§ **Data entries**

— Start —

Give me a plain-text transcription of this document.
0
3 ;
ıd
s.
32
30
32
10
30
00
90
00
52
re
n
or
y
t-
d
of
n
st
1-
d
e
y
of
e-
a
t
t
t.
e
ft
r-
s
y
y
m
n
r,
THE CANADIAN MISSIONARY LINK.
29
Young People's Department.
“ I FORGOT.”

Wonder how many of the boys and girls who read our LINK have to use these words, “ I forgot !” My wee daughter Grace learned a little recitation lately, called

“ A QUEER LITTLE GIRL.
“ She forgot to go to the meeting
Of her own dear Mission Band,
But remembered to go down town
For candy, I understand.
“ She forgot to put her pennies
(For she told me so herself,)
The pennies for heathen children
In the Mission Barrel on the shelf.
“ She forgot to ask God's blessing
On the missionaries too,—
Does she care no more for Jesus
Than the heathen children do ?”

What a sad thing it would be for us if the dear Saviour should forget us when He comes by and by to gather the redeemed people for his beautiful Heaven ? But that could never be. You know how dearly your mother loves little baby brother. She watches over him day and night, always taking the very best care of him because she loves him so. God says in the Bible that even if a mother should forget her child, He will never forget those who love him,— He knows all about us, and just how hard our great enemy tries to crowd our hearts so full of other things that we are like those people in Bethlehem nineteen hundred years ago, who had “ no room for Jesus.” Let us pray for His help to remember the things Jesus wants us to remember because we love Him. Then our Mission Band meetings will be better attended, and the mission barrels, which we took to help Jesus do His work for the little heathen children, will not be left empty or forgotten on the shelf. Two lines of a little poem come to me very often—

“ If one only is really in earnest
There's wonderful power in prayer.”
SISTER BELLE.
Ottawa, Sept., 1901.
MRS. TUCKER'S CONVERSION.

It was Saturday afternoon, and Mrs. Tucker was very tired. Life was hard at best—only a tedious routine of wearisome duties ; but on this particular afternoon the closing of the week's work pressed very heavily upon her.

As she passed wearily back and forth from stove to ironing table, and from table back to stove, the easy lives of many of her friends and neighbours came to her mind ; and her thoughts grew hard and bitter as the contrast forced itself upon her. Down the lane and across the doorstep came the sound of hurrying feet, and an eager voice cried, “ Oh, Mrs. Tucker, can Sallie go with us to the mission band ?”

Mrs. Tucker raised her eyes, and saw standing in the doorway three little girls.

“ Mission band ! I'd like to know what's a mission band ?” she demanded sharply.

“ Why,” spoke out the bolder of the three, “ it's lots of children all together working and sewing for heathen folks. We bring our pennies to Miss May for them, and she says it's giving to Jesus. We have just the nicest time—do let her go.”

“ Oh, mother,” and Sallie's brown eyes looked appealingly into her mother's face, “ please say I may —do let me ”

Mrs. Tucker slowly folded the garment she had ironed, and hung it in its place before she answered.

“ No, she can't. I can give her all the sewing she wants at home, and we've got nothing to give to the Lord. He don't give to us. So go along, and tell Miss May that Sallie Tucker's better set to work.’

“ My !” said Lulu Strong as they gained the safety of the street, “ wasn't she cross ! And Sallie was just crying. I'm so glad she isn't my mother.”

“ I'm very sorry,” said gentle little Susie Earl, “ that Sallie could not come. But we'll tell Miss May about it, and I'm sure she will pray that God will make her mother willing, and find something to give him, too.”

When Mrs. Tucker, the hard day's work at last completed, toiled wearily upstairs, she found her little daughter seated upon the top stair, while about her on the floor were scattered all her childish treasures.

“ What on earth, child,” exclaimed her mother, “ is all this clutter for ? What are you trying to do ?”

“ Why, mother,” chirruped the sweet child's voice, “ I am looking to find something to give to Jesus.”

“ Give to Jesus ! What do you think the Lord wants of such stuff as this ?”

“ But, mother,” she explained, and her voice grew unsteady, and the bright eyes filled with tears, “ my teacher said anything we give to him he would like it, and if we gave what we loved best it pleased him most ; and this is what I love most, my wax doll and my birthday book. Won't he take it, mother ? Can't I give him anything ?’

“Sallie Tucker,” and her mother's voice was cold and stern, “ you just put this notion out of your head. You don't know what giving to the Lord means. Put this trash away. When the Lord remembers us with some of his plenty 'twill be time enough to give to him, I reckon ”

— End —

§ **What the exercise asks**
Write out the data again, exactly and in full.

§ **Complete output**
Give me a plain-text transcription of this document.
0
3 ;
ıd
s.
32
30
32
10
30
00
90
00
52
re
n
or
y
t-
d
of
n
st
1-
d
e
y
of
e-
a
t
t
t.
e
ft
r-
s
y
y
m
n
r,
THE CANADIAN MISSIONARY LINK.
29
Young People's Department.
“ I FORGOT.”

Wonder how many of the boys and girls who read our LINK have to use these words, “ I forgot !” My wee daughter Grace learned a little recitation lately, called

“ A QUEER LITTLE GIRL.
“ She forgot to go to the meeting
Of her own dear Mission Band,
But remembered to go down town
For candy, I understand.
“ She forgot to put her pennies
(For she told me so herself,)
The pennies for heathen children
In the Mission Barrel on the shelf.
“ She forgot to ask God's blessing
On the missionaries too,—
Does she care no more for Jesus
Than the heathen children do ?”

What a sad thing it would be for us if the dear Saviour should forget us when He comes by and by to gather the redeemed people for his beautiful Heaven ? But that could never be. You know how dearly your mother loves little baby brother. She watches over him day and night, always taking the very best care of him because she loves him so. God says in the Bible that even if a mother should forget her child, He will never forget those who love him,— He knows all about us, and just how hard our great enemy tries to crowd our hearts so full of other things that we are like those people in Bethlehem nineteen hundred years ago, who had “ no room for Jesus.” Let us pray for His help to remember the things Jesus wants us to remember because we love Him. Then our Mission Band meetings will be better attended, and the mission barrels, which we took to help Jesus do His work for the little heathen children, will not be left empty or forgotten on the shelf. Two lines of a little poem come to me very often—

“ If one only is really in earnest
There's wonderful power in prayer.”
SISTER BELLE.
Ottawa, Sept., 1901.
MRS. TUCKER'S CONVERSION.

It was Saturday afternoon, and Mrs. Tucker was very tired. Life was hard at best—only a tedious routine of wearisome duties ; but on this particular afternoon the closing of the week's work pressed very heavily upon her.

As she passed wearily back and forth from stove to ironing table, and from table back to stove, the easy lives of many of her friends and neighbours came to her mind ; and her thoughts grew hard and bitter as the contrast forced itself upon her. Down the lane and across the doorstep came the sound of hurrying feet, and an eager voice cried, “ Oh, Mrs. Tucker, can Sallie go with us to the mission band ?”

Mrs. Tucker raised her eyes, and saw standing in the doorway three little girls.

“ Mission band ! I'd like to know what's a mission band ?” she demanded sharply.

“ Why,” spoke out the bolder of the three, “ it's lots of children all together working and sewing for heathen folks. We bring our pennies to Miss May for them, and she says it's giving to Jesus. We have just the nicest time—do let her go.”

“ Oh, mother,” and Sallie's brown eyes looked appealingly into her mother's face, “ please say I may —do let me ”

Mrs. Tucker slowly folded the garment she had ironed, and hung it in its place before she answered.

“ No, she can't. I can give her all the sewing she wants at home, and we've got nothing to give to the Lord. He don't give to us. So go along, and tell Miss May that Sallie Tucker's better set to work.’

“ My !” said Lulu Strong as they gained the safety of the street, “ wasn't she cross ! And Sallie was just crying. I'm so glad she isn't my mother.”

“ I'm very sorry,” said gentle little Susie Earl, “ that Sallie could not come. But we'll tell Miss May about it, and I'm sure she will pray that God will make her mother willing, and find something to give him, too.”

When Mrs. Tucker, the hard day's work at last completed, toiled wearily upstairs, she found her little daughter seated upon the top stair, while about her on the floor were scattered all her childish treasures.

“ What on earth, child,” exclaimed her mother, “ is all this clutter for ? What are you trying to do ?”

“ Why, mother,” chirruped the sweet child's voice, “ I am looking to find something to give to Jesus.”

“ Give to Jesus ! What do you think the Lord wants of such stuff as this ?”

“ But, mother,” she explained, and her voice grew unsteady, and the bright eyes filled with tears, “ my teacher said anything we give to him he would like it, and if we gave what we loved best it pleased him most ; and this is what I love most, my wax doll and my birthday book. Won't he take it, mother ? Can't I give him anything ?’

“Sallie Tucker,” and her mother's voice was cold and stern, “ you just put this notion out of your head. You don't know what giving to the Lord means. Put this trash away. When the Lord remembers us with some of his plenty 'twill be time enough to give to him, I reckon ”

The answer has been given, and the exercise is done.